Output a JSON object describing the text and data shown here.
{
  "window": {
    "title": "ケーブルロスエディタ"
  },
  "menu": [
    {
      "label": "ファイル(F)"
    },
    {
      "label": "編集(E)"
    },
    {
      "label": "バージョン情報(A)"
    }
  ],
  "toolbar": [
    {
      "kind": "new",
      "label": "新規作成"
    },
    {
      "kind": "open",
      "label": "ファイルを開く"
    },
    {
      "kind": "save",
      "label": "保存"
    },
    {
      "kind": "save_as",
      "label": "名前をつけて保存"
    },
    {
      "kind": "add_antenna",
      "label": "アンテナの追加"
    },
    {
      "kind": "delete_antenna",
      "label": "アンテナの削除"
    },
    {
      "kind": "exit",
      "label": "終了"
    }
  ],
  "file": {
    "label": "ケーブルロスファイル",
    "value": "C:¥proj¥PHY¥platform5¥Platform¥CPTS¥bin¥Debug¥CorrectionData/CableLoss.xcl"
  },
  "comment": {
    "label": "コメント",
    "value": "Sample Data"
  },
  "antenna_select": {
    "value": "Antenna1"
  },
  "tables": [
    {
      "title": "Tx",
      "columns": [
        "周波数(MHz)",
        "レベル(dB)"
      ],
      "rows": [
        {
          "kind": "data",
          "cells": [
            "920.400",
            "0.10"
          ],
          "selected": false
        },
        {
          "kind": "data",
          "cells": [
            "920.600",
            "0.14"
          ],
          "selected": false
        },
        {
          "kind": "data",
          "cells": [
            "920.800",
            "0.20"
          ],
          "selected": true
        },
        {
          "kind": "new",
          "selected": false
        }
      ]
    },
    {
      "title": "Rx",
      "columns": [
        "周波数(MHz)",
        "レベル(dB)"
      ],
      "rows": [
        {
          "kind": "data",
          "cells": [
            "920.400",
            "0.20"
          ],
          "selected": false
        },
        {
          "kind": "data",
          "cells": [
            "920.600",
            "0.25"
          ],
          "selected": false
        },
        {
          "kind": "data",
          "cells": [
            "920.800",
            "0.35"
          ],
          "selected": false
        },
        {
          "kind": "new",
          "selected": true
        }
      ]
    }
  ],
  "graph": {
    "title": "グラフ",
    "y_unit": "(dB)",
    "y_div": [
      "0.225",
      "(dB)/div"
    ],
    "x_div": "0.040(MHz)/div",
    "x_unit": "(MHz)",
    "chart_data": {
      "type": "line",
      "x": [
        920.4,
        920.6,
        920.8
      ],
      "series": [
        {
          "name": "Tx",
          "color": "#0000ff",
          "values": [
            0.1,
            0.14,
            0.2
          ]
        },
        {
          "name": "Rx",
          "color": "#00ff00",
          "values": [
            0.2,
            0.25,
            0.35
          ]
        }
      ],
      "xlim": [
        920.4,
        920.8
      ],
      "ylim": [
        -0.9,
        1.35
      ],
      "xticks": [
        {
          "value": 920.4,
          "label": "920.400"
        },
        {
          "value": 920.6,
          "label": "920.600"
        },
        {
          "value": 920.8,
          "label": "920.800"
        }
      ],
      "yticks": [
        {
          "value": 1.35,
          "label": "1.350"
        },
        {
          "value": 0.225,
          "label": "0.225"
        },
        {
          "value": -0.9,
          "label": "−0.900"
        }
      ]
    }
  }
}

┄┄┄┄┄┄┄┄┄┄┄┄┄┄┄┄┄┄┄┄

- [Your goal]: Reproduce the records in full, exactly as written.

- [Solution]:
Output a JSON object describing the text and data shown here.
{
  "window": {
    "title": "ケーブルロスエディタ"
  },
  "menu": [
    {
      "label": "ファイル(F)"
    },
    {
      "label": "編集(E)"
    },
    {
      "label": "バージョン情報(A)"
    }
  ],
  "toolbar": [
    {
      "kind": "new",
      "label": "新規作成"
    },
    {
      "kind": "open",
      "label": "ファイルを開く"
    },
    {
      "kind": "save",
      "label": "保存"
    },
    {
      "kind": "save_as",
      "label": "名前をつけて保存"
    },
    {
      "kind": "add_antenna",
      "label": "アンテナの追加"
    },
    {
      "kind": "delete_antenna",
      "label": "アンテナの削除"
    },
    {
      "kind": "exit",
      "label": "終了"
    }
  ],
  "file": {
    "label": "ケーブルロスファイル",
    "value": "C:¥proj¥PHY¥platform5¥Platform¥CPTS¥bin¥Debug¥CorrectionData/CableLoss.xcl"
  },
  "comment": {
    "label": "コメント",
    "value": "Sample Data"
  },
  "antenna_select": {
    "value": "Antenna1"
  },
  "tables": [
    {
      "title": "Tx",
      "columns": [
        "周波数(MHz)",
        "レベル(dB)"
      ],
      "rows": [
        {
          "kind": "data",
          "cells": [
            "920.400",
            "0.10"
          ],
          "selected": false
        },
        {
          "kind": "data",
          "cells": [
            "920.600",
            "0.14"
          ],
          "selected": false
        },
        {
          "kind": "data",
          "cells": [
            "920.800",
            "0.20"
          ],
          "selected": true
        },
        {
          "kind": "new",
          "selected": false
        }
      ]
    },
    {
      "title": "Rx",
      "columns": [
        "周波数(MHz)",
        "レベル(dB)"
      ],
      "rows": [
        {
          "kind": "data",
          "cells": [
            "920.400",
            "0.20"
          ],
          "selected": false
        },
        {
          "kind": "data",
          "cells": [
            "920.600",
            "0.25"
          ],
          "selected": false
        },
        {
          "kind": "data",
          "cells": [
            "920.800",
            "0.35"
          ],
          "selected": false
        },
        {
          "kind": "new",
          "selected": true
        }
      ]
    }
  ],
  "graph": {
    "title": "グラフ",
    "y_unit": "(dB)",
    "y_div": [
      "0.225",
      "(dB)/div"
    ],
    "x_div": "0.040(MHz)/div",
    "x_unit": "(MHz)",
    "chart_data": {
      "type": "line",
      "x": [
        920.4,
        920.6,
        920.8
      ],
      "series": [
        {
          "name": "Tx",
          "color": "#0000ff",
          "values": [
            0.1,
            0.14,
            0.2
          ]
        },
        {
          "name": "Rx",
          "color": "#00ff00",
          "values": [
            0.2,
            0.25,
            0.35
          ]
        }
      ],
      "xlim": [
        920.4,
        920.8
      ],
      "ylim": [
        -0.9,
        1.35
      ],
      "xticks": [
        {
          "value": 920.4,
          "label": "920.400"
        },
        {
          "value": 920.6,
          "label": "920.600"
        },
        {
          "value": 920.8,
          "label": "920.800"
        }
      ],
      "yticks": [
        {
          "value": 1.35,
          "label": "1.350"
        },
        {
          "value": 0.225,
          "label": "0.225"
        },
        {
          "value": -0.9,
          "label": "−0.900"
        }
      ]
    }
  }
}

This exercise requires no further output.